→ **Excerto do texto**
+ + +

Com interesse para os autos, não se demonstrou que os recursos de utilização mista foram essencialmente afectos à actividade de locação financeira e, dentro desta, predominantemente à actividade de disponibilização dos bens locados e não à actividade de financiamento e gestão dos contratos de locação financeira.

  1. DO DIREITO:

Fixada que está a matéria de facto, cumpre agora, por referência àquela, apurar o Direito aplicável.

De acordo com a Requerente, a aplicação do método de dedução previsto no ponto 9 do Oficio-circulado n.º 30108, de 30 de Janeiro de 2009, é ilegal, pugnando pela aplicação do método pro rata geral estabelecido no artigo 23.º, n.º 4 do Código do IVA, considerando-se, assim, no cálculo da percentagem de dedução, não só os juros e encargos incluídos nas rendas dos contratos de locação financeira, mas também as amortizações financeiras, isto é, o capital incluído nessas rendas.

Ao invés, a Requerida defende que, uma vez que no momento da aquisição do input, o sujeito passivo (o locador) exerceu o direito à dedução integral do montante do IVA liquidado pelo fornecedor do bem objecto do contrato de locação, a parte da amortização financeira incluída na renda não pode ser incluída no cálculo da percentagem de dedução, uma vez que esta mais não é do que a restituição do capital financiado/investido para a aquisição do bem.

 

 

A não ser assim, estar-se-ia a provocar um aumento injustificado na percentagem de dedução definitiva, já que tal dedução seria significativamente influenciada por via de uma simples restituição de um financiamento, cujo bem subjacente já foi objecto de liquidação e dedução de IVA no momento da sua aquisição.

+ + +

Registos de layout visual

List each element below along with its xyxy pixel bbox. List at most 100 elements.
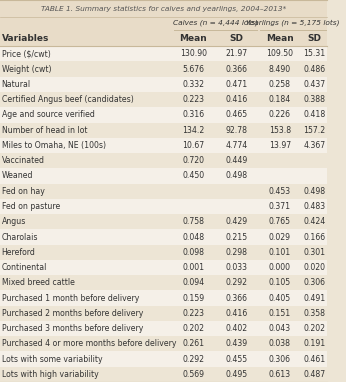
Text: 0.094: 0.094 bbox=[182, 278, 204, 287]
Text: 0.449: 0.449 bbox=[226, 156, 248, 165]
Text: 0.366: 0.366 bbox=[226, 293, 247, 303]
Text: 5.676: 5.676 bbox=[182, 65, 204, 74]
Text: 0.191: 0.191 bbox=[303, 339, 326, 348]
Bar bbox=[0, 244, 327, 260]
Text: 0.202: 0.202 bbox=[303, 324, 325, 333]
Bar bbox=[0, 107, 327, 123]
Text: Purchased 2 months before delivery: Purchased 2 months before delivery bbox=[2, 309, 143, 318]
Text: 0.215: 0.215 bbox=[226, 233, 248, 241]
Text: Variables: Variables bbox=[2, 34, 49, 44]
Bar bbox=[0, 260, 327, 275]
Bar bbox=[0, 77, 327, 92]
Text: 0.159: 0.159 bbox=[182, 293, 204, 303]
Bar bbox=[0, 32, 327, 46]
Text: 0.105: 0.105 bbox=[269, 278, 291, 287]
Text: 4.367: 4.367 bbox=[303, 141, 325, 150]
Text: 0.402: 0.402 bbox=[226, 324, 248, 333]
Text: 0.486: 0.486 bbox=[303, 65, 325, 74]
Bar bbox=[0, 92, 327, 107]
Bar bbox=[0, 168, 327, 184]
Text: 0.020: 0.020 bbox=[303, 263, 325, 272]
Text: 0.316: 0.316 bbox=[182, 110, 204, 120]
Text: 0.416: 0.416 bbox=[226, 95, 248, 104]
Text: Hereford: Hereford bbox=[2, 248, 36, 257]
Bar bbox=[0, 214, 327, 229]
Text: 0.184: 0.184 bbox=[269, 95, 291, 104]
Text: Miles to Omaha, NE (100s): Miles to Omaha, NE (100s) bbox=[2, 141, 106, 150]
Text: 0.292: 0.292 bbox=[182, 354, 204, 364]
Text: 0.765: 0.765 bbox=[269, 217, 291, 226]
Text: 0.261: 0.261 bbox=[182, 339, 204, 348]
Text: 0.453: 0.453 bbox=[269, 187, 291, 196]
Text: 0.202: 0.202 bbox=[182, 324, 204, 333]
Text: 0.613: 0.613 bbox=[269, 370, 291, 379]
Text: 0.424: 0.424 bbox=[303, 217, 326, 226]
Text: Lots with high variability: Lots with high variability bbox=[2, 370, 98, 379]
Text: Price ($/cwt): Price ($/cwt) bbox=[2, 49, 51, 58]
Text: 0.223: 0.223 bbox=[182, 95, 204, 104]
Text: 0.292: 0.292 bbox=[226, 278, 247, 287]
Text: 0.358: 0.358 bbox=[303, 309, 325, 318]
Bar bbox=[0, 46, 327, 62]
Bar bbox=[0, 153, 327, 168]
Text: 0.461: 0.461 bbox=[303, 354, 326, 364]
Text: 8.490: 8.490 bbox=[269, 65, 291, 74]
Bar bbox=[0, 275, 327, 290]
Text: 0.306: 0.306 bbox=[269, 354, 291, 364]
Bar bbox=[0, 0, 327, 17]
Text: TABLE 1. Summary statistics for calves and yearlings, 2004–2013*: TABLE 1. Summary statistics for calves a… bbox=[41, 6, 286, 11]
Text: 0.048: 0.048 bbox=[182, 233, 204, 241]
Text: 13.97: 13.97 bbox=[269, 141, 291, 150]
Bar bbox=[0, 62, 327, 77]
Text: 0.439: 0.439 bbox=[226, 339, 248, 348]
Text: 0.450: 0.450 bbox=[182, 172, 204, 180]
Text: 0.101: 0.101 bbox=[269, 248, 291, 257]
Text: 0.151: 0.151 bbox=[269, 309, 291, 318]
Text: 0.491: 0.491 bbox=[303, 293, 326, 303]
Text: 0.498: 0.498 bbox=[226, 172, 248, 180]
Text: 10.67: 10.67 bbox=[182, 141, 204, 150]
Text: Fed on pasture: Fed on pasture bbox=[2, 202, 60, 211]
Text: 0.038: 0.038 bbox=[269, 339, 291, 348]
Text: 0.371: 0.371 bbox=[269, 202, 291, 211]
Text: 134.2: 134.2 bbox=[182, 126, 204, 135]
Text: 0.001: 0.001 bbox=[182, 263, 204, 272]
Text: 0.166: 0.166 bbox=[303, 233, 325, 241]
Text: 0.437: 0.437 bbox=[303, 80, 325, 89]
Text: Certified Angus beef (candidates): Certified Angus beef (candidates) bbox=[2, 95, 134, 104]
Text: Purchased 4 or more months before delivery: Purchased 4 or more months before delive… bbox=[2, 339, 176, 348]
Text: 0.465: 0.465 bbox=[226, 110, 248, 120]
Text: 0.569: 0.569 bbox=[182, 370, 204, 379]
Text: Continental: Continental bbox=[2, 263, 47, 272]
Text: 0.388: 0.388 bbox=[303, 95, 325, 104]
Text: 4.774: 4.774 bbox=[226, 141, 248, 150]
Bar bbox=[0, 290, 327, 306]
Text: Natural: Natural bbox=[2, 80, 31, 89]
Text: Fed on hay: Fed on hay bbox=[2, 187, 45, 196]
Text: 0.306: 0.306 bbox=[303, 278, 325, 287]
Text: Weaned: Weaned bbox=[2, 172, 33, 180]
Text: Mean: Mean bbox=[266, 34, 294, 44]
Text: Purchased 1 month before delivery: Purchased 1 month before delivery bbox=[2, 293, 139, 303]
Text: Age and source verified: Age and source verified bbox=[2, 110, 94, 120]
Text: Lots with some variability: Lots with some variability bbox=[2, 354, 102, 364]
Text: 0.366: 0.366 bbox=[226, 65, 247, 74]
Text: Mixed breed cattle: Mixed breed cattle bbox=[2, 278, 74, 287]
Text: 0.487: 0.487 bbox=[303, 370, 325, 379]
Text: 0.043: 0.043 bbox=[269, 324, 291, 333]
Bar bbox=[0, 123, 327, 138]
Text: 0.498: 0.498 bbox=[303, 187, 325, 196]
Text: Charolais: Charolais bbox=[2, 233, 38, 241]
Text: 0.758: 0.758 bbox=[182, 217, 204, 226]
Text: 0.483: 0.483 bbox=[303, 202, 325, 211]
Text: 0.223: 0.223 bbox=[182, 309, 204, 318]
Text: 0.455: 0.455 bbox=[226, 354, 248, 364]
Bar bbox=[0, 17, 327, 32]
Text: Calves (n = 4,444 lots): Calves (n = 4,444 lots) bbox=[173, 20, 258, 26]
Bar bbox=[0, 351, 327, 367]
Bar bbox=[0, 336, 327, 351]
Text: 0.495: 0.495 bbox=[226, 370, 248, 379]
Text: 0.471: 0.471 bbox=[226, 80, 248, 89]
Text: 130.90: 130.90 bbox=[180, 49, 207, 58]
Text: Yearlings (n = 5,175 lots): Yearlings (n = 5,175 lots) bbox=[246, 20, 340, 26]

+ + +

→ **Instrução**
Segundo o excerto sobre a dedução do IVA na locação financeira, por que razão defende a Requerida que a amortização financeira incluída na renda não pode entrar no cálculo da percentagem de dedução? Responda, por favor, em uma a três frases. Os registos constituem material à parte do excerto.

→ **Resposta ao exercício**
No momento da aquisição do bem, o locador já exerceu o direito à dedução integral do IVA liquidado pelo fornecedor, e a amortização financeira mais não é do que a restituição do capital financiado para essa aquisição. Incluí-la provocaria um aumento injustificado da percentagem de dedução definitiva. Essa percentagem passaria a ser influenciada por uma simples restituição de um financiamento cujo bem já foi objecto de liquidação e dedução de IVA.